-- Begin Entries --

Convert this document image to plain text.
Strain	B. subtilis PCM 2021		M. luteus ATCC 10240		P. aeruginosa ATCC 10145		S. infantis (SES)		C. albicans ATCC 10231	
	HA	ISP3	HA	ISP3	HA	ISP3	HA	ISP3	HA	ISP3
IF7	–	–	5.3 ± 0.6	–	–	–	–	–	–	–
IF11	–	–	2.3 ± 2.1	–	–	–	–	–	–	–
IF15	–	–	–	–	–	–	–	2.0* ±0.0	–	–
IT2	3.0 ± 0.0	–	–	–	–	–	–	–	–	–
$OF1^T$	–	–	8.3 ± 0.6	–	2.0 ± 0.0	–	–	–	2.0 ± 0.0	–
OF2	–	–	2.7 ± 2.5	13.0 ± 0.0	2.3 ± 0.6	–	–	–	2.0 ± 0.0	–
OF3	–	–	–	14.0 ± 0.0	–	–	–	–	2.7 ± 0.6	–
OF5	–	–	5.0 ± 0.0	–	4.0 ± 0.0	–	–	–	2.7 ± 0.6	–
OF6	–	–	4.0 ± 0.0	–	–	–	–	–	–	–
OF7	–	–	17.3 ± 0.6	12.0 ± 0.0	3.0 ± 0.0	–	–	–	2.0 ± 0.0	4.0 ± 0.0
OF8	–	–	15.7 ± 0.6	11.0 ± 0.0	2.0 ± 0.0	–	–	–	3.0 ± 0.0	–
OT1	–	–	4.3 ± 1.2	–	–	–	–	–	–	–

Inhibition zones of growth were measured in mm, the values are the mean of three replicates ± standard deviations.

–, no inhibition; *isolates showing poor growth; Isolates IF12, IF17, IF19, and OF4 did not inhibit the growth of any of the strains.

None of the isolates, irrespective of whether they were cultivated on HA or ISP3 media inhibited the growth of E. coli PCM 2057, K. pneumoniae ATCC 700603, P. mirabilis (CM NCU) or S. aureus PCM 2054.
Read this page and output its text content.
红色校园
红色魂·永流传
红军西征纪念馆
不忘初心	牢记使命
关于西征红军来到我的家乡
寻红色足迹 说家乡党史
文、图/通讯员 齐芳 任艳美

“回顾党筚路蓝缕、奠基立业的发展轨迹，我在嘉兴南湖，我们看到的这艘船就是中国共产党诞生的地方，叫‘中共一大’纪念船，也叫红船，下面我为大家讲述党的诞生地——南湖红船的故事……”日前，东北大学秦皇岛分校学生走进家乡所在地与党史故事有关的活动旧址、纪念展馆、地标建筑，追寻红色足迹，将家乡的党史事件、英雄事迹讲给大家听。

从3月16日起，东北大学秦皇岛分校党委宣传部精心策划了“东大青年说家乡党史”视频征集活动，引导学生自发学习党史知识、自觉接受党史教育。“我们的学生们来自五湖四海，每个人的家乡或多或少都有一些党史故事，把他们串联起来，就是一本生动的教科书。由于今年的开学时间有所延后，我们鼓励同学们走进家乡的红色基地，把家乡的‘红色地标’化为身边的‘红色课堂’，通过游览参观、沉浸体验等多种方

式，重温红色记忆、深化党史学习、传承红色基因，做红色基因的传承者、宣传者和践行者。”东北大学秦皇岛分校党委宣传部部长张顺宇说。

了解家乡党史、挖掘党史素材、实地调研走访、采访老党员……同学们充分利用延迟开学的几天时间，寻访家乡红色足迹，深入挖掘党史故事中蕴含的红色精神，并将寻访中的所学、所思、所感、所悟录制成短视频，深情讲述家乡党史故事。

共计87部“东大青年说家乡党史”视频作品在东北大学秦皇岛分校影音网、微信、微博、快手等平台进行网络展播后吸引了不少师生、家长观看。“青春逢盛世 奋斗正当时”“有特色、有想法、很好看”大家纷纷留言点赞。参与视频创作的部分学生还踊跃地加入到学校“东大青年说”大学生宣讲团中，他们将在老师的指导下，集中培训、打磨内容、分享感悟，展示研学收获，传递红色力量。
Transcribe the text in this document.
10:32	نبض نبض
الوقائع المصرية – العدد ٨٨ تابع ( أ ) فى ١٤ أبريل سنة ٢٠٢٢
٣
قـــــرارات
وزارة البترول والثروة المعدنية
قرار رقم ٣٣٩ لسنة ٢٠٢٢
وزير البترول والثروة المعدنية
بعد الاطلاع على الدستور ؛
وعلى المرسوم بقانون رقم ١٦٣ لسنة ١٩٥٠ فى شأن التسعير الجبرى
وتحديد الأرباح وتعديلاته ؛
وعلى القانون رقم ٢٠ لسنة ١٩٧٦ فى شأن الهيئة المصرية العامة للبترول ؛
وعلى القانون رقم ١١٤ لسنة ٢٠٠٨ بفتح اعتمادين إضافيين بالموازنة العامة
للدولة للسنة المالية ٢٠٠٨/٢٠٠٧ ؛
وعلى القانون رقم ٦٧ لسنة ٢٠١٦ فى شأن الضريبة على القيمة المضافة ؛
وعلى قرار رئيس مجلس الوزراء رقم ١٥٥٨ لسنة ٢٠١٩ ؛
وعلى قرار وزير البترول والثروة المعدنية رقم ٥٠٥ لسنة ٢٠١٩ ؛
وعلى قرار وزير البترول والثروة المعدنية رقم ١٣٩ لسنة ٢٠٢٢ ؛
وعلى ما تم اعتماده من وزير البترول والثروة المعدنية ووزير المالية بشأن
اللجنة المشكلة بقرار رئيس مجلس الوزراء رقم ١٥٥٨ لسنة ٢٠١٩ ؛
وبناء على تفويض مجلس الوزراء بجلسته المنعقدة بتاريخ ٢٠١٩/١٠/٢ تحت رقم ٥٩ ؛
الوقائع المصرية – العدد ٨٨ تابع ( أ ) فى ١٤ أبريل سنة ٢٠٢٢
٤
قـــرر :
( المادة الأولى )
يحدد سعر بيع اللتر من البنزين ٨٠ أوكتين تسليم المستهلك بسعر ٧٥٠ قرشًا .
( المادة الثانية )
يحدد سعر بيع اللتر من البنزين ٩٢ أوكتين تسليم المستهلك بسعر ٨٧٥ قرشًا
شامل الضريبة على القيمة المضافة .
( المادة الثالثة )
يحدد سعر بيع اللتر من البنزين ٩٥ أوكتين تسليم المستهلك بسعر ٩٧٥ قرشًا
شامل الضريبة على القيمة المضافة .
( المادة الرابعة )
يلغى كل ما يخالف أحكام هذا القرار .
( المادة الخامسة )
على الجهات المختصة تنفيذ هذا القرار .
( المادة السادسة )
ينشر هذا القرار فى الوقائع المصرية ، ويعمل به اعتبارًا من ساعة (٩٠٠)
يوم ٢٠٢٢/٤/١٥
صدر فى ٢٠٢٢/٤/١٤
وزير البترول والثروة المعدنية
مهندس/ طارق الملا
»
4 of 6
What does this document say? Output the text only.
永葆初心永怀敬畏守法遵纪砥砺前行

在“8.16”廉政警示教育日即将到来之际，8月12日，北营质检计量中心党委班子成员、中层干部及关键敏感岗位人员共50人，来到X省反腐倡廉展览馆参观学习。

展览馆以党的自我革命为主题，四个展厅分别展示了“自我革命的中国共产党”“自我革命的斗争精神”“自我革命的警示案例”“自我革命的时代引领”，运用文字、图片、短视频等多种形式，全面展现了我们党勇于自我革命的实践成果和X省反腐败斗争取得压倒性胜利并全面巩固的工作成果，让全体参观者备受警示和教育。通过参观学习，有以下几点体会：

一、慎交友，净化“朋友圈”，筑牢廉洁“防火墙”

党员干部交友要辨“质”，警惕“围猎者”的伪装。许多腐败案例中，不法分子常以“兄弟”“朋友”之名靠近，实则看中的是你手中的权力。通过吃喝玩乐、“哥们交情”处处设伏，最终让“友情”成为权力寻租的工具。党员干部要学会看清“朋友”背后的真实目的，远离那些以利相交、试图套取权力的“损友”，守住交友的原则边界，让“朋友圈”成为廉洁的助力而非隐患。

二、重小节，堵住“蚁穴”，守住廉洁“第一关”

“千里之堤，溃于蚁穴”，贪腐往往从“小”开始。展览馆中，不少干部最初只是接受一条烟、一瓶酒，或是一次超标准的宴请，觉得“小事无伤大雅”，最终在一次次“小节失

-- End Entries --

Your goal
Copy every line of the records above that contains "رئيس".

Exercise output
وعلى قرار رئيس مجلس الوزراء رقم ١٥٥٨ لسنة ٢٠١٩ ؛
اللجنة المشكلة بقرار رئيس مجلس الوزراء رقم ١٥٥٨ لسنة ٢٠١٩ ؛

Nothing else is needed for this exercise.